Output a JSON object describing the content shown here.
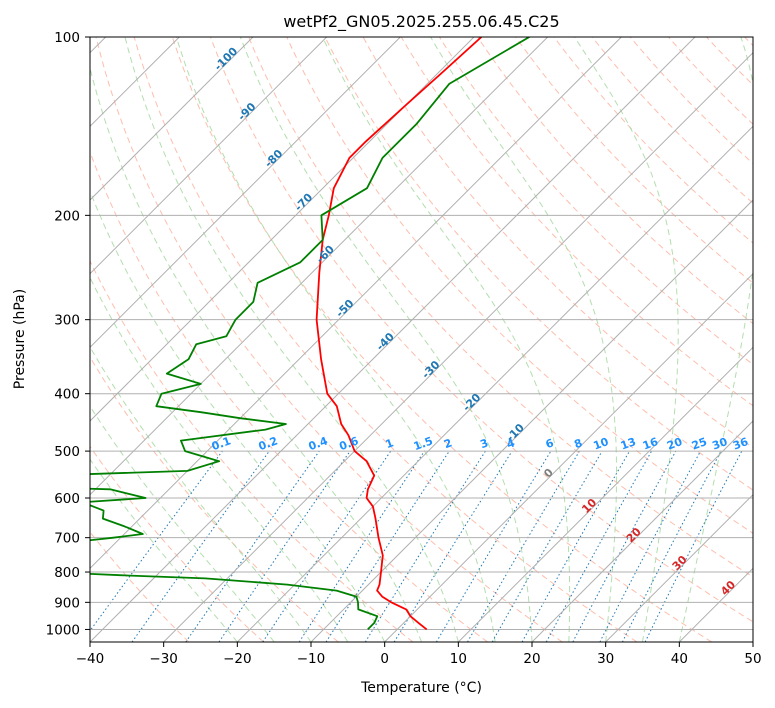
{
  "chart_data": {
    "type": "line",
    "title": "wetPf2_GN05.2025.255.06.45.C25",
    "xlabel": "Temperature (°C)",
    "ylabel": "Pressure (hPa)",
    "xlim": [
      -40,
      50
    ],
    "ylim": [
      1050,
      100
    ],
    "y_scale": "log",
    "x_ticks": [
      "−40",
      "−30",
      "−20",
      "−10",
      "0",
      "10",
      "20",
      "30",
      "40",
      "50"
    ],
    "y_ticks": [
      "100",
      "200",
      "300",
      "400",
      "500",
      "600",
      "700",
      "800",
      "900",
      "1000"
    ],
    "grid": true,
    "skew": true,
    "colors": {
      "temperature": "#ff0000",
      "dewpoint": "#008000",
      "isotherm": "#b0b0b0",
      "dry_adiabat": "#fdae98",
      "moist_adiabat": "#a6d8a0",
      "mixing_ratio": "#1f77b4",
      "isotherm_label": "#1f77b4",
      "warm_label": "#d62728",
      "zero_label": "#7f7f7f",
      "mixing_label": "#1e90ff"
    },
    "series": [
      {
        "key": "temperature",
        "p": [
          1000,
          975,
          950,
          925,
          900,
          880,
          860,
          840,
          800,
          750,
          700,
          650,
          620,
          600,
          580,
          550,
          520,
          500,
          470,
          450,
          420,
          400,
          350,
          300,
          250,
          220,
          200,
          180,
          160,
          150,
          130,
          115,
          100
        ],
        "t": [
          4,
          2,
          0,
          -1.5,
          -4.5,
          -6.5,
          -8,
          -8.5,
          -10,
          -12,
          -15,
          -18,
          -20,
          -22,
          -23,
          -24,
          -27,
          -30,
          -33,
          -35.5,
          -38.5,
          -41.5,
          -47,
          -53,
          -59,
          -63,
          -65.5,
          -68.5,
          -70.5,
          -70.5,
          -70,
          -69.5,
          -69
        ]
      },
      {
        "key": "dewpoint",
        "p": [
          1000,
          975,
          950,
          925,
          900,
          880,
          860,
          840,
          820,
          810,
          800,
          790,
          780,
          770,
          760,
          740,
          720,
          700,
          690,
          670,
          650,
          630,
          620,
          610,
          600,
          580,
          575,
          560,
          550,
          540,
          520,
          500,
          480,
          460,
          450,
          440,
          430,
          420,
          400,
          385,
          370,
          350,
          330,
          320,
          300,
          280,
          260,
          240,
          220,
          200,
          180,
          160,
          140,
          120,
          100
        ],
        "t": [
          -4,
          -4,
          -4.5,
          -8,
          -9,
          -10,
          -13.5,
          -21,
          -33,
          -45,
          -55,
          -57,
          -57,
          -55,
          -57,
          -56,
          -59,
          -51,
          -47.5,
          -51,
          -55,
          -56,
          -58,
          -60,
          -52,
          -58,
          -70,
          -80,
          -69,
          -50,
          -47,
          -53,
          -55,
          -45,
          -43,
          -50,
          -56,
          -63,
          -64,
          -60,
          -66,
          -65,
          -66,
          -63,
          -64,
          -64,
          -66,
          -63,
          -63,
          -66.5,
          -64,
          -66,
          -66,
          -67,
          -62.5
        ]
      }
    ],
    "isotherm_labels": [
      "-100",
      "-90",
      "-80",
      "-70",
      "-60",
      "-50",
      "-40",
      "-30",
      "-20",
      "-10"
    ],
    "warm_isotherm_labels": [
      "0",
      "10",
      "20",
      "30",
      "40"
    ],
    "mixing_ratio_labels": [
      "0.1",
      "0.2",
      "0.4",
      "0.6",
      "1",
      "1.5",
      "2",
      "3",
      "4",
      "6",
      "8",
      "10",
      "13",
      "16",
      "20",
      "25",
      "30",
      "36"
    ]
  }
}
- - -
■ EXERCISE: Every entry should be returned exactly as written, minus the pictures.

■ ANSWER FOR THE TASK:
Output a JSON object describing the content shown here.
{
  "chart_data": {
    "type": "line",
    "title": "wetPf2_GN05.2025.255.06.45.C25",
    "xlabel": "Temperature (°C)",
    "ylabel": "Pressure (hPa)",
    "xlim": [
      -40,
      50
    ],
    "ylim": [
      1050,
      100
    ],
    "y_scale": "log",
    "x_ticks": [
      "−40",
      "−30",
      "−20",
      "−10",
      "0",
      "10",
      "20",
      "30",
      "40",
      "50"
    ],
    "y_ticks": [
      "100",
      "200",
      "300",
      "400",
      "500",
      "600",
      "700",
      "800",
      "900",
      "1000"
    ],
    "grid": true,
    "skew": true,
    "colors": {
      "temperature": "#ff0000",
      "dewpoint": "#008000",
      "isotherm": "#b0b0b0",
      "dry_adiabat": "#fdae98",
      "moist_adiabat": "#a6d8a0",
      "mixing_ratio": "#1f77b4",
      "isotherm_label": "#1f77b4",
      "warm_label": "#d62728",
      "zero_label": "#7f7f7f",
      "mixing_label": "#1e90ff"
    },
    "series": [
      {
        "key": "temperature",
        "p": [
          1000,
          975,
          950,
          925,
          900,
          880,
          860,
          840,
          800,
          750,
          700,
          650,
          620,
          600,
          580,
          550,
          520,
          500,
          470,
          450,
          420,
          400,
          350,
          300,
          250,
          220,
          200,
          180,
          160,
          150,
          130,
          115,
          100
        ],
        "t": [
          4,
          2,
          0,
          -1.5,
          -4.5,
          -6.5,
          -8,
          -8.5,
          -10,
          -12,
          -15,
          -18,
          -20,
          -22,
          -23,
          -24,
          -27,
          -30,
          -33,
          -35.5,
          -38.5,
          -41.5,
          -47,
          -53,
          -59,
          -63,
          -65.5,
          -68.5,
          -70.5,
          -70.5,
          -70,
          -69.5,
          -69
        ]
      },
      {
        "key": "dewpoint",
        "p": [
          1000,
          975,
          950,
          925,
          900,
          880,
          860,
          840,
          820,
          810,
          800,
          790,
          780,
          770,
          760,
          740,
          720,
          700,
          690,
          670,
          650,
          630,
          620,
          610,
          600,
          580,
          575,
          560,
          550,
          540,
          520,
          500,
          480,
          460,
          450,
          440,
          430,
          420,
          400,
          385,
          370,
          350,
          330,
          320,
          300,
          280,
          260,
          240,
          220,
          200,
          180,
          160,
          140,
          120,
          100
        ],
        "t": [
          -4,
          -4,
          -4.5,
          -8,
          -9,
          -10,
          -13.5,
          -21,
          -33,
          -45,
          -55,
          -57,
          -57,
          -55,
          -57,
          -56,
          -59,
          -51,
          -47.5,
          -51,
          -55,
          -56,
          -58,
          -60,
          -52,
          -58,
          -70,
          -80,
          -69,
          -50,
          -47,
          -53,
          -55,
          -45,
          -43,
          -50,
          -56,
          -63,
          -64,
          -60,
          -66,
          -65,
          -66,
          -63,
          -64,
          -64,
          -66,
          -63,
          -63,
          -66.5,
          -64,
          -66,
          -66,
          -67,
          -62.5
        ]
      }
    ],
    "isotherm_labels": [
      "-100",
      "-90",
      "-80",
      "-70",
      "-60",
      "-50",
      "-40",
      "-30",
      "-20",
      "-10"
    ],
    "warm_isotherm_labels": [
      "0",
      "10",
      "20",
      "30",
      "40"
    ],
    "mixing_ratio_labels": [
      "0.1",
      "0.2",
      "0.4",
      "0.6",
      "1",
      "1.5",
      "2",
      "3",
      "4",
      "6",
      "8",
      "10",
      "13",
      "16",
      "20",
      "25",
      "30",
      "36"
    ]
  }
}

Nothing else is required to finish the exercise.